* [Task description]:
Lines that include the word "color" are the ones to copy.

## START Rows

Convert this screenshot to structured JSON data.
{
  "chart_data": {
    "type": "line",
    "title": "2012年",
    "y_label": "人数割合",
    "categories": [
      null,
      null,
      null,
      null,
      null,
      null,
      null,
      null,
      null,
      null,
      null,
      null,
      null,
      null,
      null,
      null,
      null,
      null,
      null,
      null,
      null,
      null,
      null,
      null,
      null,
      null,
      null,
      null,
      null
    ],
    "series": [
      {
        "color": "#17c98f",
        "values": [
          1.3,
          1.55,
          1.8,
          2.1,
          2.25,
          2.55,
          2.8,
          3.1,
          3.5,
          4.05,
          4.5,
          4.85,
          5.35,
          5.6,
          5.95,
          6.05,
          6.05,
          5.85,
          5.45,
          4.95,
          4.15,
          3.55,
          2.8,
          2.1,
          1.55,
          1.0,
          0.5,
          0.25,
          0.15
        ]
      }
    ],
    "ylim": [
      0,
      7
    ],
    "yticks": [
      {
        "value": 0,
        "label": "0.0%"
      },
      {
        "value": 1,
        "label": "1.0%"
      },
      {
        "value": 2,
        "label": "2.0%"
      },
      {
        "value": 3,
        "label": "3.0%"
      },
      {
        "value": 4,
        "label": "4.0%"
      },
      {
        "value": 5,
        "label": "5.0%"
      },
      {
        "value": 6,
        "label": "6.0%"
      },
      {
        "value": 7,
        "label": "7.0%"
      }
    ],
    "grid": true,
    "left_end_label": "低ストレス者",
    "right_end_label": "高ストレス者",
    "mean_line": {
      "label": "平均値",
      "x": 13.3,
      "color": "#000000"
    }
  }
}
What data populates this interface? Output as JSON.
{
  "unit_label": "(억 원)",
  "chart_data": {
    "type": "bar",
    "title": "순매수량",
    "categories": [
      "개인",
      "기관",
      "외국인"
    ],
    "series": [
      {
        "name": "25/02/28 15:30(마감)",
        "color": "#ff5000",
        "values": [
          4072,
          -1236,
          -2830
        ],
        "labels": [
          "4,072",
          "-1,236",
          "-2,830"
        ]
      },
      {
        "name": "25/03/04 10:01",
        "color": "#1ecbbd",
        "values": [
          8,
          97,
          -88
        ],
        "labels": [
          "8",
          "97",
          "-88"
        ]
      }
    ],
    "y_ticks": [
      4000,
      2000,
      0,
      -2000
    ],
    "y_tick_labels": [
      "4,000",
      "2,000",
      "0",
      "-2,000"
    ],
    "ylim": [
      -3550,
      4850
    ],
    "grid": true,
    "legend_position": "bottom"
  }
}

## END Rows

* [Result of the task]:
        "color": "#17c98f",
      "color": "#000000"
        "color": "#ff5000",
        "color": "#1ecbbd",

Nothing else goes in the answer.